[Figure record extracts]
(begin)
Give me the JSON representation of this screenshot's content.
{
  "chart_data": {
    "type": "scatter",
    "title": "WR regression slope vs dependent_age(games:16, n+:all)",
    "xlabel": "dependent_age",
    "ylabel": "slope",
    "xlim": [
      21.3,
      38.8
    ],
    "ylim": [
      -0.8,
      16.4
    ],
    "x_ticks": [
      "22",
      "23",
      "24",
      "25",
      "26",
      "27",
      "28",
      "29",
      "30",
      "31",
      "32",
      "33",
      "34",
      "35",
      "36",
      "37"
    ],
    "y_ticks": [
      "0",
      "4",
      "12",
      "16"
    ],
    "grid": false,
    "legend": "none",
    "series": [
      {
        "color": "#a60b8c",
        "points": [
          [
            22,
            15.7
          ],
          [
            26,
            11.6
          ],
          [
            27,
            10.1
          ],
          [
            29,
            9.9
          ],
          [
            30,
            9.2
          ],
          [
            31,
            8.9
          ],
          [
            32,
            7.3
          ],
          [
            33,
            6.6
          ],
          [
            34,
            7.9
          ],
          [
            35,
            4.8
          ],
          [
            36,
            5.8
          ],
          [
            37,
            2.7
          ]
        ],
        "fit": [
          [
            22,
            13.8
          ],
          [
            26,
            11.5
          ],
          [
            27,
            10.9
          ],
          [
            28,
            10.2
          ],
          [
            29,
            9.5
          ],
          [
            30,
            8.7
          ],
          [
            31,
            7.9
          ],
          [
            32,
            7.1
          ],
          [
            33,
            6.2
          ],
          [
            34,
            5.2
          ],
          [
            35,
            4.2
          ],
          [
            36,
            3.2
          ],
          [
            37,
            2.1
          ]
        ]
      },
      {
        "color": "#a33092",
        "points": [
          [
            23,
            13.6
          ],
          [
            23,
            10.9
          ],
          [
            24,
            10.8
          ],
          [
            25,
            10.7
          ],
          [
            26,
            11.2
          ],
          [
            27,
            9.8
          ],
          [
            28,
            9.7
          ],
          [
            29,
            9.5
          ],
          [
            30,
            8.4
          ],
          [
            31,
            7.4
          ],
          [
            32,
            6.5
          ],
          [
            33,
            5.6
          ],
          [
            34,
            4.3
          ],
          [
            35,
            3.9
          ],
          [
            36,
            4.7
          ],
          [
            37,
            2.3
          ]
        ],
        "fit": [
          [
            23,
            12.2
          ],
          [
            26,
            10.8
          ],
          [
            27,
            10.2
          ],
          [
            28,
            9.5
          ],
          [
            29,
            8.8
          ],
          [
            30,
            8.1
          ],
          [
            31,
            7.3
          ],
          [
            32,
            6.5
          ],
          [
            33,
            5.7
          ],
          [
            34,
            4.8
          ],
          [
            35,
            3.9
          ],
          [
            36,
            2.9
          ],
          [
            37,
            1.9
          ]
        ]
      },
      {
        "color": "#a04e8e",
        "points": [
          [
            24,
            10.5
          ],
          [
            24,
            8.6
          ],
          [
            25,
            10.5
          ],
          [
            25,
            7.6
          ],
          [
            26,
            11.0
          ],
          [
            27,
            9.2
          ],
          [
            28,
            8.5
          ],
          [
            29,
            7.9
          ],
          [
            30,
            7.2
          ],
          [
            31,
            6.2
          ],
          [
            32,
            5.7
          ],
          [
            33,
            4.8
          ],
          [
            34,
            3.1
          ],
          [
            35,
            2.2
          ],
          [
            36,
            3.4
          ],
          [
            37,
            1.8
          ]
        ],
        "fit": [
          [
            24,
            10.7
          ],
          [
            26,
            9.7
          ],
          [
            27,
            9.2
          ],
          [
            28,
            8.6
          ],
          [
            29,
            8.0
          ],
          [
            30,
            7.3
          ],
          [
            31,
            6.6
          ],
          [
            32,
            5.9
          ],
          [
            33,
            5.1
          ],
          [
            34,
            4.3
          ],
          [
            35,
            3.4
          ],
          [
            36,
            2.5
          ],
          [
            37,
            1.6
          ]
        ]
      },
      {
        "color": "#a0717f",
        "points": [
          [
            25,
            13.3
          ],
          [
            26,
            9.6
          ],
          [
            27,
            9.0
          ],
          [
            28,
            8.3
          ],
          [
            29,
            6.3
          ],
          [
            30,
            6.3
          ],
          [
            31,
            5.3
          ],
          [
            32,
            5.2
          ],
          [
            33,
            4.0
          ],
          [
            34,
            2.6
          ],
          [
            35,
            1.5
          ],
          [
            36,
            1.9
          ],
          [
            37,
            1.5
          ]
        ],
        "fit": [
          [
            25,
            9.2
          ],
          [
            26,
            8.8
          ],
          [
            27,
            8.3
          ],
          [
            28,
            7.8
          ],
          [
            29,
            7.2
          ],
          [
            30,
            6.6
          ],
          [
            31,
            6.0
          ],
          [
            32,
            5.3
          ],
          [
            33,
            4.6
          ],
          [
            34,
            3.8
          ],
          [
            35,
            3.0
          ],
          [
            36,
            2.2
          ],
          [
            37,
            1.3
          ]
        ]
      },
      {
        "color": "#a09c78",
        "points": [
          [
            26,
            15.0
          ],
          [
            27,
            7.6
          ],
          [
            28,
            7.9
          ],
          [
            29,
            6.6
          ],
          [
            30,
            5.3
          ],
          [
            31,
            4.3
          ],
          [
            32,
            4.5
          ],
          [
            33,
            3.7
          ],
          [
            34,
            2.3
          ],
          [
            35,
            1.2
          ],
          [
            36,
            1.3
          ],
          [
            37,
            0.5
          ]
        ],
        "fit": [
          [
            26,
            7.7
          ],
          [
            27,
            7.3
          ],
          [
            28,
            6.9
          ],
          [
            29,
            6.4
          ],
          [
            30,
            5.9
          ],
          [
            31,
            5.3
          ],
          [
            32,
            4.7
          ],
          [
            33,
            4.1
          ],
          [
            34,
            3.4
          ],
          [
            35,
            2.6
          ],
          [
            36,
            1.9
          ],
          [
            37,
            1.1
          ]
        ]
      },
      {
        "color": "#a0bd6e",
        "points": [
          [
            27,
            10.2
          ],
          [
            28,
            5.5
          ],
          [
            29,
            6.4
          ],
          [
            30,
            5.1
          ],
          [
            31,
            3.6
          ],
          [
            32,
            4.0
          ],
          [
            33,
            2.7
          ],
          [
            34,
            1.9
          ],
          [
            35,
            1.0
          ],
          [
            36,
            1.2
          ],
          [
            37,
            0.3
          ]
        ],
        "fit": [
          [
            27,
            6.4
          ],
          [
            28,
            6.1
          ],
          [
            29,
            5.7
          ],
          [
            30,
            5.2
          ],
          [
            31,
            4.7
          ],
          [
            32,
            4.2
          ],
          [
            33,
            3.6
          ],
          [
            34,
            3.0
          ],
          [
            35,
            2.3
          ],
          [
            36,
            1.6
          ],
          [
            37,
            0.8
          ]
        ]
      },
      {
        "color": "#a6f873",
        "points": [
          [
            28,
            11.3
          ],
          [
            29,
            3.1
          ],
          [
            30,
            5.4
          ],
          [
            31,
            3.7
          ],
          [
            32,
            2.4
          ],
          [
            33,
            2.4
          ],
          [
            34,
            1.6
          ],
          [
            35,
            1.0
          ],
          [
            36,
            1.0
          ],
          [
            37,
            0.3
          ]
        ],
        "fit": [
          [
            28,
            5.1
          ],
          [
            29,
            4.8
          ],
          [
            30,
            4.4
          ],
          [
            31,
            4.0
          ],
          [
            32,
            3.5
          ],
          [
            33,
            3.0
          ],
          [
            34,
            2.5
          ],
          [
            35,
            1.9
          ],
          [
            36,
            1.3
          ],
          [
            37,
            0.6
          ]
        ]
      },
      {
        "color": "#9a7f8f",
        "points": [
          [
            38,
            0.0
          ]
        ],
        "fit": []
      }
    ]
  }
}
(end)
▸ **Challenge**:
Find the lines holding "color" and list every one.

▸ **Response for this exercise**:
        "color": "#a60b8c",
        "color": "#a33092",
        "color": "#a04e8e",
        "color": "#a0717f",
        "color": "#a09c78",
        "color": "#a0bd6e",
        "color": "#a6f873",
        "color": "#9a7f8f",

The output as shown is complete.